WHAT YOU HAVE TO DO: Report each line of the data that contains the string "axis".
Top of MATERIAL FOR THIS TASK
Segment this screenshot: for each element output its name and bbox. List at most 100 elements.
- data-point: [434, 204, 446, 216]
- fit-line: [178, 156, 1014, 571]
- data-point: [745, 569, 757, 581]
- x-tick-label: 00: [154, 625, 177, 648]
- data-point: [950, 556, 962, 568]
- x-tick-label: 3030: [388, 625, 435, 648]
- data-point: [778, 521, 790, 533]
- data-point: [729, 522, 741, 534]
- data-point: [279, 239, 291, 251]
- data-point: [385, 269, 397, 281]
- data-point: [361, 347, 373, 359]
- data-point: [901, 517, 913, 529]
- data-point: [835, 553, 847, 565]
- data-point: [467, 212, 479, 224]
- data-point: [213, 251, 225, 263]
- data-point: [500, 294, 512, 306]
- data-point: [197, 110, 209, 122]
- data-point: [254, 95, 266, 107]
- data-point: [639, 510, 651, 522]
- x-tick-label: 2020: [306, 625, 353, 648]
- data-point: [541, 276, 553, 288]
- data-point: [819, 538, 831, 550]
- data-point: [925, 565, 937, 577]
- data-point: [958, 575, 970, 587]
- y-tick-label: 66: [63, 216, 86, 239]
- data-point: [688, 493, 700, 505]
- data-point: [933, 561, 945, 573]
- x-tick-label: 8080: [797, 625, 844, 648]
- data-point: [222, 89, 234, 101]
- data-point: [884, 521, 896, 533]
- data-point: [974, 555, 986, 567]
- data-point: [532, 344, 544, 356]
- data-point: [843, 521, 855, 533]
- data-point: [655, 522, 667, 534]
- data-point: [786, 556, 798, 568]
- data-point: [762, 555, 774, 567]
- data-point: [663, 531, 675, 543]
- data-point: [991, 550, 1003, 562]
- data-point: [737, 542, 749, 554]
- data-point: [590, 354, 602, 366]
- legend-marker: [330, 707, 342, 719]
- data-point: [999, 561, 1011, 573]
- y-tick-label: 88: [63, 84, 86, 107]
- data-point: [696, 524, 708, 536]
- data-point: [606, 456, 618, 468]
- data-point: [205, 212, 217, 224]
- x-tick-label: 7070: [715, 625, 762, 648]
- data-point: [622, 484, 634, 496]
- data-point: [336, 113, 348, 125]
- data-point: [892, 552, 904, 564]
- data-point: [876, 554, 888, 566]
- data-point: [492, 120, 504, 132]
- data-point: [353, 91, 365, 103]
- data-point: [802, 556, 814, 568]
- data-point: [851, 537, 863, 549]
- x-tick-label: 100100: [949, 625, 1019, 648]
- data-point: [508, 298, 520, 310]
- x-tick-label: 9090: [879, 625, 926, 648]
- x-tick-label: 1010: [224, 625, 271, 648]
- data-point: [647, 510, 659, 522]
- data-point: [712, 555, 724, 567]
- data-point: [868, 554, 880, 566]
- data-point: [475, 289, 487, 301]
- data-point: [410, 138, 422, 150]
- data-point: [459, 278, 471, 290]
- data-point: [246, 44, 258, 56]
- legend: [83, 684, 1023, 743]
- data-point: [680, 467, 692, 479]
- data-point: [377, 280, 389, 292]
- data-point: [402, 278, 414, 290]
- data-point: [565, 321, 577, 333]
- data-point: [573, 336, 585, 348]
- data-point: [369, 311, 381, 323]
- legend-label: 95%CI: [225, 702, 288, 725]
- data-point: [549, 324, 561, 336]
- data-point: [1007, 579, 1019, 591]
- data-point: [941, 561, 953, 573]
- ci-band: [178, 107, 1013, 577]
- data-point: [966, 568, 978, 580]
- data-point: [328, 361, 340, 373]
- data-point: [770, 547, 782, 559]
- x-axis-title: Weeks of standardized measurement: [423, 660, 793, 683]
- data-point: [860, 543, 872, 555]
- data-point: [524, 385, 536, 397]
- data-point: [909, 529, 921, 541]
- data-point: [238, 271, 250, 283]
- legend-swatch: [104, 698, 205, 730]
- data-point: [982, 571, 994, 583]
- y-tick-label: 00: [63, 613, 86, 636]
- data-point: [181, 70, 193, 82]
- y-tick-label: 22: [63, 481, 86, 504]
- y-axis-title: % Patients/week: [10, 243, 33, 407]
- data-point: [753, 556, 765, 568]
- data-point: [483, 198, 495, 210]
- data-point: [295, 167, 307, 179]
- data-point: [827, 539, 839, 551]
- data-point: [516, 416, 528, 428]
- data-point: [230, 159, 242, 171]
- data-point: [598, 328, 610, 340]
Bottom of MATERIAL FOR THIS TASK
RESPONSE TO THE EXERCISE:
- x-axis-title: Weeks of standardized measurement: [423, 660, 793, 683]
- y-axis-title: % Patients/week: [10, 243, 33, 407]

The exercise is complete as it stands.